== Data shown ==

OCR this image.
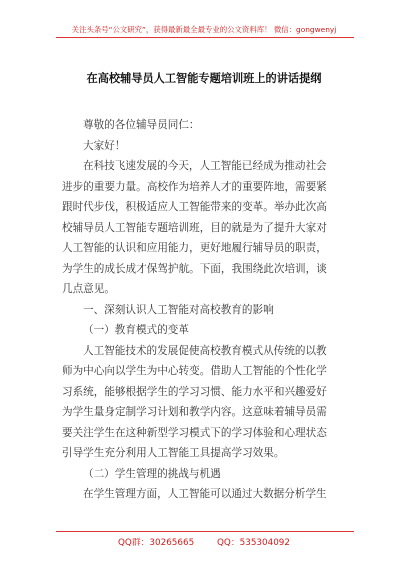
关注头条号“公文研究”，获得最新最全最专业的公文资料库！ 微信：gongwenyj
在高校辅导员人工智能专题培训班上的讲话提纲
尊敬的各位辅导员同仁：
大家好！
在科技飞速发展的今天，人工智能已经成为推动社会
进步的重要力量。高校作为培养人才的重要阵地，需要紧
跟时代步伐，积极适应人工智能带来的变革。举办此次高
校辅导员人工智能专题培训班，目的就是为了提升大家对
人工智能的认识和应用能力，更好地履行辅导员的职责，
为学生的成长成才保驾护航。下面，我围绕此次培训，谈
几点意见。
一、深刻认识人工智能对高校教育的影响
（一）教育模式的变革
人工智能技术的发展促使高校教育模式从传统的以教
师为中心向以学生为中心转变。借助人工智能的个性化学
习系统，能够根据学生的学习习惯、能力水平和兴趣爱好
为学生量身定制学习计划和教学内容。这意味着辅导员需
要关注学生在这种新型学习模式下的学习体验和心理状态
引导学生充分利用人工智能工具提高学习效果。
（二）学生管理的挑战与机遇
在学生管理方面，人工智能可以通过大数据分析学生
QQ群：30265665	QQ：535304092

== Exercise details ==
Write out the full listing verbatim, excluding its pictures.

== Exercise answer ==
OCR this image.
关注头条号“公文研究”，获得最新最全最专业的公文资料库！ 微信：gongwenyj
在高校辅导员人工智能专题培训班上的讲话提纲
尊敬的各位辅导员同仁：
大家好！
在科技飞速发展的今天，人工智能已经成为推动社会
进步的重要力量。高校作为培养人才的重要阵地，需要紧
跟时代步伐，积极适应人工智能带来的变革。举办此次高
校辅导员人工智能专题培训班，目的就是为了提升大家对
人工智能的认识和应用能力，更好地履行辅导员的职责，
为学生的成长成才保驾护航。下面，我围绕此次培训，谈
几点意见。
一、深刻认识人工智能对高校教育的影响
（一）教育模式的变革
人工智能技术的发展促使高校教育模式从传统的以教
师为中心向以学生为中心转变。借助人工智能的个性化学
习系统，能够根据学生的学习习惯、能力水平和兴趣爱好
为学生量身定制学习计划和教学内容。这意味着辅导员需
要关注学生在这种新型学习模式下的学习体验和心理状态
引导学生充分利用人工智能工具提高学习效果。
（二）学生管理的挑战与机遇
在学生管理方面，人工智能可以通过大数据分析学生
QQ群：30265665	QQ：535304092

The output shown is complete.